══ Given data ══
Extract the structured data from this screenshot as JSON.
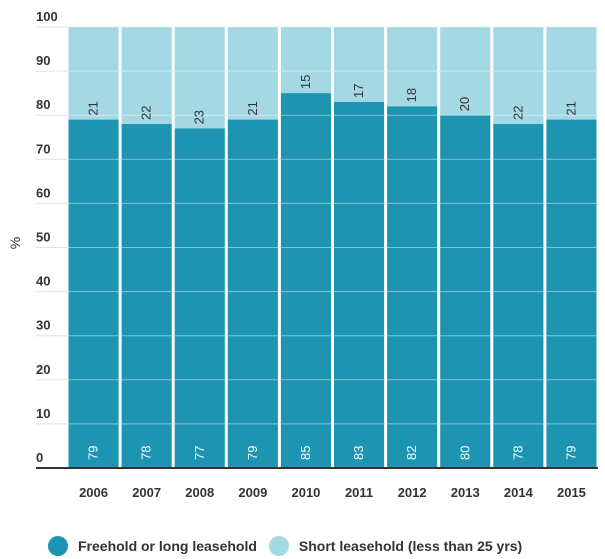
{
  "colors": {
    "freehold": "#1d94b2",
    "short": "#a4d8e3",
    "axis": "#333333",
    "grid_on_bar": "#ffffff"
  },
  "legend": {
    "freehold_label": "Freehold or long leasehold",
    "short_label": "Short leasehold (less than 25 yrs)"
  },
  "chart_data": {
    "type": "bar",
    "stacked": true,
    "categories": [
      "2006",
      "2007",
      "2008",
      "2009",
      "2010",
      "2011",
      "2012",
      "2013",
      "2014",
      "2015"
    ],
    "series": [
      {
        "name": "Freehold or long leasehold",
        "values": [
          79,
          78,
          77,
          79,
          85,
          83,
          82,
          80,
          78,
          79
        ]
      },
      {
        "name": "Short leasehold (less than 25 yrs)",
        "values": [
          21,
          22,
          23,
          21,
          15,
          17,
          18,
          20,
          22,
          21
        ]
      }
    ],
    "ylabel": "%",
    "xlabel": "",
    "ylim": [
      0,
      100
    ],
    "yticks": [
      0,
      10,
      20,
      30,
      40,
      50,
      60,
      70,
      80,
      90,
      100
    ],
    "grid": true,
    "legend_position": "bottom"
  }
}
═══
→ Work required:
Retype all of the entries exactly as written, leaving out any images.

→ Full output:
Extract the structured data from this screenshot as JSON.
{
  "colors": {
    "freehold": "#1d94b2",
    "short": "#a4d8e3",
    "axis": "#333333",
    "grid_on_bar": "#ffffff"
  },
  "legend": {
    "freehold_label": "Freehold or long leasehold",
    "short_label": "Short leasehold (less than 25 yrs)"
  },
  "chart_data": {
    "type": "bar",
    "stacked": true,
    "categories": [
      "2006",
      "2007",
      "2008",
      "2009",
      "2010",
      "2011",
      "2012",
      "2013",
      "2014",
      "2015"
    ],
    "series": [
      {
        "name": "Freehold or long leasehold",
        "values": [
          79,
          78,
          77,
          79,
          85,
          83,
          82,
          80,
          78,
          79
        ]
      },
      {
        "name": "Short leasehold (less than 25 yrs)",
        "values": [
          21,
          22,
          23,
          21,
          15,
          17,
          18,
          20,
          22,
          21
        ]
      }
    ],
    "ylabel": "%",
    "xlabel": "",
    "ylim": [
      0,
      100
    ],
    "yticks": [
      0,
      10,
      20,
      30,
      40,
      50,
      60,
      70,
      80,
      90,
      100
    ],
    "grid": true,
    "legend_position": "bottom"
  }
}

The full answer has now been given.